### AIM OF THE EXERCISE
Look through the entries below and return all lines including the word "select".

*** MATERIAL FOR THE TASK

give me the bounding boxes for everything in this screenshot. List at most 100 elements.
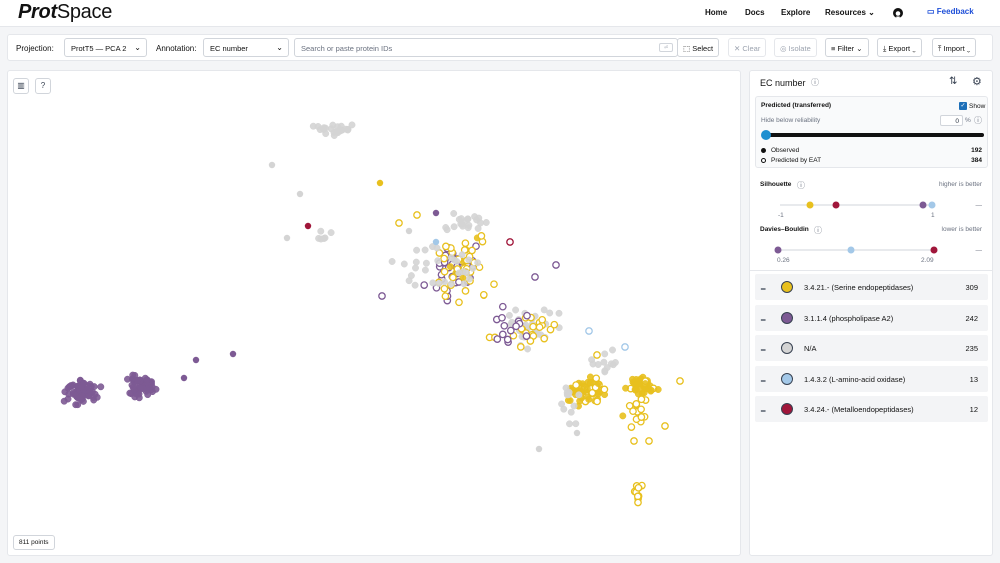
scatter-point[interactable] xyxy=(304,222,312,230)
scatter-point[interactable] xyxy=(441,278,448,286)
scatter-point[interactable] xyxy=(641,380,649,388)
scatter-point[interactable] xyxy=(567,408,575,416)
scatter-point[interactable] xyxy=(522,332,531,340)
scatter-point[interactable] xyxy=(500,321,509,330)
scatter-point[interactable] xyxy=(593,397,601,406)
feedback-link[interactable]: ▭ Feedback xyxy=(927,7,974,16)
reliability-slider-track[interactable] xyxy=(766,133,984,137)
scatter-point[interactable] xyxy=(268,161,276,169)
scatter-point[interactable] xyxy=(593,351,601,359)
scatter-point[interactable] xyxy=(192,356,200,364)
scatter-point[interactable] xyxy=(320,125,328,133)
info-icon[interactable]: ⓘ xyxy=(814,225,822,236)
scatter-point[interactable] xyxy=(503,335,512,344)
scatter-point[interactable] xyxy=(317,227,325,235)
scatter-point[interactable] xyxy=(611,359,619,366)
protein-search-input[interactable]: Search or paste protein IDs ⏎ xyxy=(294,38,678,57)
scatter-point[interactable] xyxy=(442,242,450,251)
scatter-point[interactable] xyxy=(609,346,616,354)
select-button[interactable]: ⬚ Select xyxy=(677,38,720,57)
isolate-button[interactable]: ◎ Isolate xyxy=(774,38,817,57)
protspace-logo[interactable]: ProtSpace xyxy=(18,1,112,24)
github-icon[interactable] xyxy=(893,8,903,18)
scatter-point[interactable] xyxy=(512,306,520,314)
info-icon[interactable]: ⓘ xyxy=(974,115,982,126)
scatter-point[interactable] xyxy=(180,374,188,382)
scatter-point[interactable] xyxy=(455,298,463,307)
scatter-point[interactable] xyxy=(585,327,593,335)
scatter-point[interactable] xyxy=(400,260,408,268)
scatter-point[interactable] xyxy=(296,190,304,198)
nav-docs[interactable]: Docs xyxy=(745,8,765,17)
sort-icon[interactable]: ⇅ xyxy=(949,76,957,87)
scatter-point[interactable] xyxy=(550,320,559,329)
scatter-point[interactable] xyxy=(538,315,547,324)
show-checkbox[interactable]: ✓ xyxy=(959,102,967,110)
legend-item[interactable]: ‗ 3.4.21.- (Serine endopeptidases) 309 xyxy=(755,274,988,300)
scatter-point[interactable] xyxy=(309,122,317,130)
scatter-point[interactable] xyxy=(422,259,430,267)
scatter-point[interactable] xyxy=(432,209,440,217)
scatter-point[interactable] xyxy=(477,232,486,240)
scatter-point[interactable] xyxy=(348,121,356,129)
scatter-point[interactable] xyxy=(477,219,484,227)
scatter-point[interactable] xyxy=(434,257,442,265)
scatter-point[interactable] xyxy=(441,292,450,301)
scatter-point[interactable] xyxy=(474,259,482,267)
scatter-point[interactable] xyxy=(540,334,549,343)
scatter-plot-area[interactable]: ▥ ? 811 points xyxy=(7,70,741,556)
reliability-slider-thumb[interactable] xyxy=(761,130,771,140)
scatter-point[interactable] xyxy=(421,266,429,274)
scatter-point[interactable] xyxy=(133,377,141,384)
drag-handle-icon[interactable]: ‗ xyxy=(761,312,765,320)
scatter-point[interactable] xyxy=(459,222,467,230)
scatter-point[interactable] xyxy=(461,287,470,295)
scatter-point[interactable] xyxy=(411,281,419,289)
scatter-point[interactable] xyxy=(572,420,580,428)
scatter-point[interactable] xyxy=(460,280,468,288)
scatter-point[interactable] xyxy=(505,311,513,319)
drag-handle-icon[interactable]: ‗ xyxy=(761,373,765,381)
scatter-point[interactable] xyxy=(645,437,653,445)
annotation-select[interactable]: EC number ⌄ xyxy=(203,38,289,57)
scatter-point[interactable] xyxy=(458,251,466,259)
scatter-point[interactable] xyxy=(143,376,151,384)
scatter-point[interactable] xyxy=(97,383,105,391)
scatter-point[interactable] xyxy=(461,239,470,248)
scatter-point[interactable] xyxy=(601,368,609,376)
scatter-point[interactable] xyxy=(601,350,609,358)
scatter-point[interactable] xyxy=(457,215,465,223)
scatter-point[interactable] xyxy=(450,210,458,217)
legend-item[interactable]: ‗ 3.4.24.- (Metalloendopeptidases) 12 xyxy=(755,396,988,422)
drag-handle-icon[interactable]: ‗ xyxy=(761,343,765,351)
scatter-point[interactable] xyxy=(69,390,77,398)
scatter-point[interactable] xyxy=(466,275,473,283)
scatter-point[interactable] xyxy=(86,387,94,395)
scatter-point[interactable] xyxy=(654,386,662,393)
scatter-point[interactable] xyxy=(468,246,476,255)
scatter-point[interactable] xyxy=(479,290,488,299)
scatter-point[interactable] xyxy=(490,280,498,289)
scatter-point[interactable] xyxy=(535,445,543,453)
scatter-point[interactable] xyxy=(440,284,449,293)
scatter-point[interactable] xyxy=(498,330,507,339)
scatter-point[interactable] xyxy=(469,264,477,272)
scatter-point[interactable] xyxy=(229,350,237,358)
scatter-point[interactable] xyxy=(376,179,384,187)
scatter-point[interactable] xyxy=(629,407,637,416)
scatter-point[interactable] xyxy=(447,254,455,262)
scatter-point[interactable] xyxy=(634,483,643,492)
scatter-point[interactable] xyxy=(633,492,642,501)
scatter-point[interactable] xyxy=(621,343,629,351)
scatter-point[interactable] xyxy=(413,246,421,254)
scatter-point[interactable] xyxy=(412,258,420,266)
scatter-point[interactable] xyxy=(429,279,437,287)
scatter-point[interactable] xyxy=(90,396,98,404)
scatter-point[interactable] xyxy=(535,323,544,332)
clear-button[interactable]: ✕ Clear xyxy=(728,38,767,57)
nav-home[interactable]: Home xyxy=(705,8,727,17)
scatter-point[interactable] xyxy=(412,264,419,272)
scatter-point[interactable] xyxy=(676,377,684,385)
gear-icon[interactable]: ⚙ xyxy=(972,75,982,88)
scatter-point[interactable] xyxy=(449,273,457,282)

******

### PROBLEM SOLUTION
select-button[interactable]: ⬚ Select xyxy=(677,38,720,57)
annotation-select[interactable]: EC number ⌄ xyxy=(203,38,289,57)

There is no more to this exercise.